* **WORK TO COMPLETE**: Beneath this sentence is a set of records; write each of them out exactly.

________________________________________

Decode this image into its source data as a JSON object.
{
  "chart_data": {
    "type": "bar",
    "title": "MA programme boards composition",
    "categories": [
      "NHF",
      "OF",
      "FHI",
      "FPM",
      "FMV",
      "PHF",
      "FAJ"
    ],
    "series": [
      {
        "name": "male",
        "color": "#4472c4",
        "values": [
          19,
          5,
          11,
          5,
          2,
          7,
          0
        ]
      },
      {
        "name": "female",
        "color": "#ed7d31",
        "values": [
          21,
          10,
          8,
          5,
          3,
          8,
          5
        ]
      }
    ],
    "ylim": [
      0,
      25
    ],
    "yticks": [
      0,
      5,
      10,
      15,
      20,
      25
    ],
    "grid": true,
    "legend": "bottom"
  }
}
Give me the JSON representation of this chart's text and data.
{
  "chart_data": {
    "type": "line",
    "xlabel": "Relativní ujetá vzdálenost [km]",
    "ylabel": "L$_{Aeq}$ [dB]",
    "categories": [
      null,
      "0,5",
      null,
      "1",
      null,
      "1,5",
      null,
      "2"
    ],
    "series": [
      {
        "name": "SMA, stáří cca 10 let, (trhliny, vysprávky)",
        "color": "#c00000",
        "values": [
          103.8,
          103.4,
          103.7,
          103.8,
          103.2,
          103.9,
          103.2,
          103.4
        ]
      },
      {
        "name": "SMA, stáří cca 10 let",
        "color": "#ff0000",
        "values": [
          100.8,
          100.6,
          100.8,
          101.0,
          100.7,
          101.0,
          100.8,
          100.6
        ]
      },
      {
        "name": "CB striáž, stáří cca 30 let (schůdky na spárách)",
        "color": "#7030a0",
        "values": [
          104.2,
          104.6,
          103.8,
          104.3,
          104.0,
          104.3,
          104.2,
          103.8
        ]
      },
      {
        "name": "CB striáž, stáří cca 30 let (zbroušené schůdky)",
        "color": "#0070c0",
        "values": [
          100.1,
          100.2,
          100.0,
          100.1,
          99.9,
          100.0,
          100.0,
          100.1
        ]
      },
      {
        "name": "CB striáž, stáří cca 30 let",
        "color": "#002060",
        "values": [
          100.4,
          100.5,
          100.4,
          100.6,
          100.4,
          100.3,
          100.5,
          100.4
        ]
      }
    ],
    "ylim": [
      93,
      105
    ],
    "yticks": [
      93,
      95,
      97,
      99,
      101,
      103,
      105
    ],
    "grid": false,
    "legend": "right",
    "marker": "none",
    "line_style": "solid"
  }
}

________________________________________

* **RESULT OF THE TASK**:
Decode this image into its source data as a JSON object.
{
  "chart_data": {
    "type": "bar",
    "title": "MA programme boards composition",
    "categories": [
      "NHF",
      "OF",
      "FHI",
      "FPM",
      "FMV",
      "PHF",
      "FAJ"
    ],
    "series": [
      {
        "name": "male",
        "color": "#4472c4",
        "values": [
          19,
          5,
          11,
          5,
          2,
          7,
          0
        ]
      },
      {
        "name": "female",
        "color": "#ed7d31",
        "values": [
          21,
          10,
          8,
          5,
          3,
          8,
          5
        ]
      }
    ],
    "ylim": [
      0,
      25
    ],
    "yticks": [
      0,
      5,
      10,
      15,
      20,
      25
    ],
    "grid": true,
    "legend": "bottom"
  }
}
Give me the JSON representation of this chart's text and data.
{
  "chart_data": {
    "type": "line",
    "xlabel": "Relativní ujetá vzdálenost [km]",
    "ylabel": "L$_{Aeq}$ [dB]",
    "categories": [
      null,
      "0,5",
      null,
      "1",
      null,
      "1,5",
      null,
      "2"
    ],
    "series": [
      {
        "name": "SMA, stáří cca 10 let, (trhliny, vysprávky)",
        "color": "#c00000",
        "values": [
          103.8,
          103.4,
          103.7,
          103.8,
          103.2,
          103.9,
          103.2,
          103.4
        ]
      },
      {
        "name": "SMA, stáří cca 10 let",
        "color": "#ff0000",
        "values": [
          100.8,
          100.6,
          100.8,
          101.0,
          100.7,
          101.0,
          100.8,
          100.6
        ]
      },
      {
        "name": "CB striáž, stáří cca 30 let (schůdky na spárách)",
        "color": "#7030a0",
        "values": [
          104.2,
          104.6,
          103.8,
          104.3,
          104.0,
          104.3,
          104.2,
          103.8
        ]
      },
      {
        "name": "CB striáž, stáří cca 30 let (zbroušené schůdky)",
        "color": "#0070c0",
        "values": [
          100.1,
          100.2,
          100.0,
          100.1,
          99.9,
          100.0,
          100.0,
          100.1
        ]
      },
      {
        "name": "CB striáž, stáří cca 30 let",
        "color": "#002060",
        "values": [
          100.4,
          100.5,
          100.4,
          100.6,
          100.4,
          100.3,
          100.5,
          100.4
        ]
      }
    ],
    "ylim": [
      93,
      105
    ],
    "yticks": [
      93,
      95,
      97,
      99,
      101,
      103,
      105
    ],
    "grid": false,
    "legend": "right",
    "marker": "none",
    "line_style": "solid"
  }
}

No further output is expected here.